TASK DETAILS = List, from the lines below, each one with "Find" in it.

+++ EXCERPTED RECORDS +++

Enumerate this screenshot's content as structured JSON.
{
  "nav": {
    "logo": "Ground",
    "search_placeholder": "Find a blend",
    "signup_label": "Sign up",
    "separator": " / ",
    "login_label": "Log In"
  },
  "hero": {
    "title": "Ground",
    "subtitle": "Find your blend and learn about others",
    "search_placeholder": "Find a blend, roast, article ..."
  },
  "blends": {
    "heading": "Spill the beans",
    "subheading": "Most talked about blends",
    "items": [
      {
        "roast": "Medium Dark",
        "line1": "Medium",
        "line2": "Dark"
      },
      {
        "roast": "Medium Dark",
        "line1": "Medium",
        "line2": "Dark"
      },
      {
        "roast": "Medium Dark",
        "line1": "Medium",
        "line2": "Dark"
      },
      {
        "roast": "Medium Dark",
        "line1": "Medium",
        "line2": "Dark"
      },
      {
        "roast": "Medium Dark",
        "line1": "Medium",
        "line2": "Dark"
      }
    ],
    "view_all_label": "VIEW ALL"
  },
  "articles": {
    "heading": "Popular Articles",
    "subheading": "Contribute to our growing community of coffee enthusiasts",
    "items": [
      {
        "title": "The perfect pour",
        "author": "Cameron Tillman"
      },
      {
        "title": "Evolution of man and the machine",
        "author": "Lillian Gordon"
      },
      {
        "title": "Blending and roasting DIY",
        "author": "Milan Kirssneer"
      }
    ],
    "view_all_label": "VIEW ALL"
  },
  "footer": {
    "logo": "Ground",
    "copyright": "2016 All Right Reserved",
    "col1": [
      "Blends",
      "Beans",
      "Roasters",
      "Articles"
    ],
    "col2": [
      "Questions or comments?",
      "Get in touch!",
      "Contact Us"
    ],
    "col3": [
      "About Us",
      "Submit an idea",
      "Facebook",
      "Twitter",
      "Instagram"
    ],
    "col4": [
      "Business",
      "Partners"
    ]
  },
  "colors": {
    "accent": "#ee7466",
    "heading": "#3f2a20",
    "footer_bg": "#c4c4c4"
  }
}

+++

RESULT FOR THIS TASK =
    "search_placeholder": "Find a blend",
    "subtitle": "Find your blend and learn about others",
    "search_placeholder": "Find a blend, roast, article ..."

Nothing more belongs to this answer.